**WHAT IS EXPECTED:** Collect all lines from the listing that include the string "Removal".

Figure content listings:
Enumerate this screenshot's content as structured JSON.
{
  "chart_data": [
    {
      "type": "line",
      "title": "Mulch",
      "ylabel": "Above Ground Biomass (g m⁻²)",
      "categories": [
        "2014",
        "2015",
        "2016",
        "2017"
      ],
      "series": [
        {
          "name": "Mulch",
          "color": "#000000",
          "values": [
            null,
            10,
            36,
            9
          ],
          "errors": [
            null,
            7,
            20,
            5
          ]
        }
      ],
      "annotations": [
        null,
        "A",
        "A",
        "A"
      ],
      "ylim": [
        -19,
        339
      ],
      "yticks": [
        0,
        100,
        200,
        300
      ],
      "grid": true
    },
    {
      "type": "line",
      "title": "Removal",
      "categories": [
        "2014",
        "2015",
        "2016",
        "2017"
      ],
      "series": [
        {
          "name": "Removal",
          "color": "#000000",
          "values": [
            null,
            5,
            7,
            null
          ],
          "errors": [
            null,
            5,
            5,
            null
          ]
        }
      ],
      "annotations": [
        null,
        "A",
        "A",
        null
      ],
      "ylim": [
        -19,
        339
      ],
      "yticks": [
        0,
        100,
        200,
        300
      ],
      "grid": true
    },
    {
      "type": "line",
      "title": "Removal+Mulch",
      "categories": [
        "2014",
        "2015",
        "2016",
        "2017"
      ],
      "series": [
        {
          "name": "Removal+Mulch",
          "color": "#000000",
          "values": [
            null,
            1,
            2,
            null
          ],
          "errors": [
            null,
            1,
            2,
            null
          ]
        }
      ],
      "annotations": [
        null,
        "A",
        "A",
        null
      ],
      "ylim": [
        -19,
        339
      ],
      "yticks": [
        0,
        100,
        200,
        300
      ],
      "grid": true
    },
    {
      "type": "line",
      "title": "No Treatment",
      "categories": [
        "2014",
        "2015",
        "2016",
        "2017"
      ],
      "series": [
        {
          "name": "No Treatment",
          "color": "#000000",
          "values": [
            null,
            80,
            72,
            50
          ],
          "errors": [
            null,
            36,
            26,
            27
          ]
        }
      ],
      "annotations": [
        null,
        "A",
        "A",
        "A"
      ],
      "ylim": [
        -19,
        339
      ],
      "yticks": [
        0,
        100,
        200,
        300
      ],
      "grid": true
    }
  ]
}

**REPLY:**
      "title": "Removal",
          "name": "Removal",
      "title": "Removal+Mulch",
          "name": "Removal+Mulch",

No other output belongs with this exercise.